Data records:
◆ ◆ ◆

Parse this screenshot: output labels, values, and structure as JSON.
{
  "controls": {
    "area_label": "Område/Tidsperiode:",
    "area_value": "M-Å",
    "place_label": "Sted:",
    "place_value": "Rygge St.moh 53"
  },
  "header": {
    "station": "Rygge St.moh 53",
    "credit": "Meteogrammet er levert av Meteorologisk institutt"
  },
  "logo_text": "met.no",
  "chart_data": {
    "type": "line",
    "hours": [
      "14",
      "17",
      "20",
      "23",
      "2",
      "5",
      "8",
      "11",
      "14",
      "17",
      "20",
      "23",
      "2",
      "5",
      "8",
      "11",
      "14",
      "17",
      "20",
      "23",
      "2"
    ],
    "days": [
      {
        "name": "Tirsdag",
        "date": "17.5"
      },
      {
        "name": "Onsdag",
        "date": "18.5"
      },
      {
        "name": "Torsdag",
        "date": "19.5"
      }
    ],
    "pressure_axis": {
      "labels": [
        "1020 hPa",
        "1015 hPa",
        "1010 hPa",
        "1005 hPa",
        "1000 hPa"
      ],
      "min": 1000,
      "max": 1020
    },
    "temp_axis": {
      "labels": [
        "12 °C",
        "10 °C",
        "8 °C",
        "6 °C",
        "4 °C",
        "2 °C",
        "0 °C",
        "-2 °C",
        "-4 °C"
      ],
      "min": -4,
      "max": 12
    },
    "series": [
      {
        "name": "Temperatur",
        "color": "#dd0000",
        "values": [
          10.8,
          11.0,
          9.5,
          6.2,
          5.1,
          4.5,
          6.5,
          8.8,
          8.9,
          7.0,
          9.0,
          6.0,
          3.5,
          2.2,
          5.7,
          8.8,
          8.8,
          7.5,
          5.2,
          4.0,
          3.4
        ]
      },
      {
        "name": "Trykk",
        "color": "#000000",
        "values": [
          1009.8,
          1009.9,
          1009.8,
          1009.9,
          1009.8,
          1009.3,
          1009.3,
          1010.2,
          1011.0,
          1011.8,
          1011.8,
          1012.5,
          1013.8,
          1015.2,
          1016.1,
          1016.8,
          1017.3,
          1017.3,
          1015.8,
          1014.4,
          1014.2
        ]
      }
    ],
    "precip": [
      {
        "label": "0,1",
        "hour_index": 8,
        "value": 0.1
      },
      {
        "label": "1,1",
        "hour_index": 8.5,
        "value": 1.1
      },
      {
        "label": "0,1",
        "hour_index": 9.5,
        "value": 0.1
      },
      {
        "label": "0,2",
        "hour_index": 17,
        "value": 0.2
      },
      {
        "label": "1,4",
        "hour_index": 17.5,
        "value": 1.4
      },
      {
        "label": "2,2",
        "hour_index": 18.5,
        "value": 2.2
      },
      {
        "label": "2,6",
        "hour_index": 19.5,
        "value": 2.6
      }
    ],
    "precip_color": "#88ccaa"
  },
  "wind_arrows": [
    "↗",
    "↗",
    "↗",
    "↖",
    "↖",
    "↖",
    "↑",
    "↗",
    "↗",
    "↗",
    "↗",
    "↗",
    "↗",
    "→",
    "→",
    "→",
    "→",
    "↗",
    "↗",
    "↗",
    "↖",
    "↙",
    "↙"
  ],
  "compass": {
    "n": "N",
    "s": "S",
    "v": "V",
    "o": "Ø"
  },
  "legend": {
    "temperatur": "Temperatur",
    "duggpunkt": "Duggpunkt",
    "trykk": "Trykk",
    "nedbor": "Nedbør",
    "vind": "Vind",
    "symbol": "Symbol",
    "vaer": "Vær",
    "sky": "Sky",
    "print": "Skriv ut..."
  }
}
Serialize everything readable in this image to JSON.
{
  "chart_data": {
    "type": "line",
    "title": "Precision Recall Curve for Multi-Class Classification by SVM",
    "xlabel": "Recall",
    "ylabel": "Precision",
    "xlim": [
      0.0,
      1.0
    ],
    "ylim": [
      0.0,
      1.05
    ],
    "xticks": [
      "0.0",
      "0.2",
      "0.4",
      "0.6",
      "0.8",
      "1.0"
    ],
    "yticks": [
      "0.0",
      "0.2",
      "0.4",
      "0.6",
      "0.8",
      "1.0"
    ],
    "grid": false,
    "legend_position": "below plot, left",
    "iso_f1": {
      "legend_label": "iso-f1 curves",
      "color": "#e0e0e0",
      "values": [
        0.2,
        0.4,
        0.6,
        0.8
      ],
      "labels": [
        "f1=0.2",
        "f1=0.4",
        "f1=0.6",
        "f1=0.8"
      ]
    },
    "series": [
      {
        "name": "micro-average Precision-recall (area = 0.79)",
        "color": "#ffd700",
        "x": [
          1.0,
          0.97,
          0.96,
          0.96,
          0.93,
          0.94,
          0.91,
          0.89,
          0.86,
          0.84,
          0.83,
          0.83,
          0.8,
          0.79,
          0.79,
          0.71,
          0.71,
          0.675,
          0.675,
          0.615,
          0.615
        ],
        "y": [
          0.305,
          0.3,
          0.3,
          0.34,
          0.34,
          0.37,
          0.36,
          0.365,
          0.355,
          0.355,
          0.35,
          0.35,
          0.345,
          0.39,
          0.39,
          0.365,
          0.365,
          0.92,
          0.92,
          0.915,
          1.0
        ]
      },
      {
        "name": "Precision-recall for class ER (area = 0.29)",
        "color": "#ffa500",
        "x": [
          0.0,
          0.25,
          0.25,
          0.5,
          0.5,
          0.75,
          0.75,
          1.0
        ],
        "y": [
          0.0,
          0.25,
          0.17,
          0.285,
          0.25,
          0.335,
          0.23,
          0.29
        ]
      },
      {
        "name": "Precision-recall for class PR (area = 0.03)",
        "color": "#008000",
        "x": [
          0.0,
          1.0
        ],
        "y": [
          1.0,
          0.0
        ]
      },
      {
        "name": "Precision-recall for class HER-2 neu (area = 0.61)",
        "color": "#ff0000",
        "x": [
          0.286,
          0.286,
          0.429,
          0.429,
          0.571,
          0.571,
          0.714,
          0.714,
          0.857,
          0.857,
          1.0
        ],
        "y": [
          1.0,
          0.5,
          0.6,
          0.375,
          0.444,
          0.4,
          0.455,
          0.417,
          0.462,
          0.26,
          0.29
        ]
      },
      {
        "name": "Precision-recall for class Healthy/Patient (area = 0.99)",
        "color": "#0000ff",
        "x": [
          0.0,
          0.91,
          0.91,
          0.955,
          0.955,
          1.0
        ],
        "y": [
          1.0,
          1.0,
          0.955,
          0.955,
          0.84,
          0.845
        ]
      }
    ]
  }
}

◆ ◆ ◆

[To do]:
Extract the whole listing, character for character.

[Exercise solution]:
Parse this screenshot: output labels, values, and structure as JSON.
{
  "controls": {
    "area_label": "Område/Tidsperiode:",
    "area_value": "M-Å",
    "place_label": "Sted:",
    "place_value": "Rygge St.moh 53"
  },
  "header": {
    "station": "Rygge St.moh 53",
    "credit": "Meteogrammet er levert av Meteorologisk institutt"
  },
  "logo_text": "met.no",
  "chart_data": {
    "type": "line",
    "hours": [
      "14",
      "17",
      "20",
      "23",
      "2",
      "5",
      "8",
      "11",
      "14",
      "17",
      "20",
      "23",
      "2",
      "5",
      "8",
      "11",
      "14",
      "17",
      "20",
      "23",
      "2"
    ],
    "days": [
      {
        "name": "Tirsdag",
        "date": "17.5"
      },
      {
        "name": "Onsdag",
        "date": "18.5"
      },
      {
        "name": "Torsdag",
        "date": "19.5"
      }
    ],
    "pressure_axis": {
      "labels": [
        "1020 hPa",
        "1015 hPa",
        "1010 hPa",
        "1005 hPa",
        "1000 hPa"
      ],
      "min": 1000,
      "max": 1020
    },
    "temp_axis": {
      "labels": [
        "12 °C",
        "10 °C",
        "8 °C",
        "6 °C",
        "4 °C",
        "2 °C",
        "0 °C",
        "-2 °C",
        "-4 °C"
      ],
      "min": -4,
      "max": 12
    },
    "series": [
      {
        "name": "Temperatur",
        "color": "#dd0000",
        "values": [
          10.8,
          11.0,
          9.5,
          6.2,
          5.1,
          4.5,
          6.5,
          8.8,
          8.9,
          7.0,
          9.0,
          6.0,
          3.5,
          2.2,
          5.7,
          8.8,
          8.8,
          7.5,
          5.2,
          4.0,
          3.4
        ]
      },
      {
        "name": "Trykk",
        "color": "#000000",
        "values": [
          1009.8,
          1009.9,
          1009.8,
          1009.9,
          1009.8,
          1009.3,
          1009.3,
          1010.2,
          1011.0,
          1011.8,
          1011.8,
          1012.5,
          1013.8,
          1015.2,
          1016.1,
          1016.8,
          1017.3,
          1017.3,
          1015.8,
          1014.4,
          1014.2
        ]
      }
    ],
    "precip": [
      {
        "label": "0,1",
        "hour_index": 8,
        "value": 0.1
      },
      {
        "label": "1,1",
        "hour_index": 8.5,
        "value": 1.1
      },
      {
        "label": "0,1",
        "hour_index": 9.5,
        "value": 0.1
      },
      {
        "label": "0,2",
        "hour_index": 17,
        "value": 0.2
      },
      {
        "label": "1,4",
        "hour_index": 17.5,
        "value": 1.4
      },
      {
        "label": "2,2",
        "hour_index": 18.5,
        "value": 2.2
      },
      {
        "label": "2,6",
        "hour_index": 19.5,
        "value": 2.6
      }
    ],
    "precip_color": "#88ccaa"
  },
  "wind_arrows": [
    "↗",
    "↗",
    "↗",
    "↖",
    "↖",
    "↖",
    "↑",
    "↗",
    "↗",
    "↗",
    "↗",
    "↗",
    "↗",
    "→",
    "→",
    "→",
    "→",
    "↗",
    "↗",
    "↗",
    "↖",
    "↙",
    "↙"
  ],
  "compass": {
    "n": "N",
    "s": "S",
    "v": "V",
    "o": "Ø"
  },
  "legend": {
    "temperatur": "Temperatur",
    "duggpunkt": "Duggpunkt",
    "trykk": "Trykk",
    "nedbor": "Nedbør",
    "vind": "Vind",
    "symbol": "Symbol",
    "vaer": "Vær",
    "sky": "Sky",
    "print": "Skriv ut..."
  }
}
Serialize everything readable in this image to JSON.
{
  "chart_data": {
    "type": "line",
    "title": "Precision Recall Curve for Multi-Class Classification by SVM",
    "xlabel": "Recall",
    "ylabel": "Precision",
    "xlim": [
      0.0,
      1.0
    ],
    "ylim": [
      0.0,
      1.05
    ],
    "xticks": [
      "0.0",
      "0.2",
      "0.4",
      "0.6",
      "0.8",
      "1.0"
    ],
    "yticks": [
      "0.0",
      "0.2",
      "0.4",
      "0.6",
      "0.8",
      "1.0"
    ],
    "grid": false,
    "legend_position": "below plot, left",
    "iso_f1": {
      "legend_label": "iso-f1 curves",
      "color": "#e0e0e0",
      "values": [
        0.2,
        0.4,
        0.6,
        0.8
      ],
      "labels": [
        "f1=0.2",
        "f1=0.4",
        "f1=0.6",
        "f1=0.8"
      ]
    },
    "series": [
      {
        "name": "micro-average Precision-recall (area = 0.79)",
        "color": "#ffd700",
        "x": [
          1.0,
          0.97,
          0.96,
          0.96,
          0.93,
          0.94,
          0.91,
          0.89,
          0.86,
          0.84,
          0.83,
          0.83,
          0.8,
          0.79,
          0.79,
          0.71,
          0.71,
          0.675,
          0.675,
          0.615,
          0.615
        ],
        "y": [
          0.305,
          0.3,
          0.3,
          0.34,
          0.34,
          0.37,
          0.36,
          0.365,
          0.355,
          0.355,
          0.35,
          0.35,
          0.345,
          0.39,
          0.39,
          0.365,
          0.365,
          0.92,
          0.92,
          0.915,
          1.0
        ]
      },
      {
        "name": "Precision-recall for class ER (area = 0.29)",
        "color": "#ffa500",
        "x": [
          0.0,
          0.25,
          0.25,
          0.5,
          0.5,
          0.75,
          0.75,
          1.0
        ],
        "y": [
          0.0,
          0.25,
          0.17,
          0.285,
          0.25,
          0.335,
          0.23,
          0.29
        ]
      },
      {
        "name": "Precision-recall for class PR (area = 0.03)",
        "color": "#008000",
        "x": [
          0.0,
          1.0
        ],
        "y": [
          1.0,
          0.0
        ]
      },
      {
        "name": "Precision-recall for class HER-2 neu (area = 0.61)",
        "color": "#ff0000",
        "x": [
          0.286,
          0.286,
          0.429,
          0.429,
          0.571,
          0.571,
          0.714,
          0.714,
          0.857,
          0.857,
          1.0
        ],
        "y": [
          1.0,
          0.5,
          0.6,
          0.375,
          0.444,
          0.4,
          0.455,
          0.417,
          0.462,
          0.26,
          0.29
        ]
      },
      {
        "name": "Precision-recall for class Healthy/Patient (area = 0.99)",
        "color": "#0000ff",
        "x": [
          0.0,
          0.91,
          0.91,
          0.955,
          0.955,
          1.0
        ],
        "y": [
          1.0,
          1.0,
          0.955,
          0.955,
          0.84,
          0.845
        ]
      }
    ]
  }
}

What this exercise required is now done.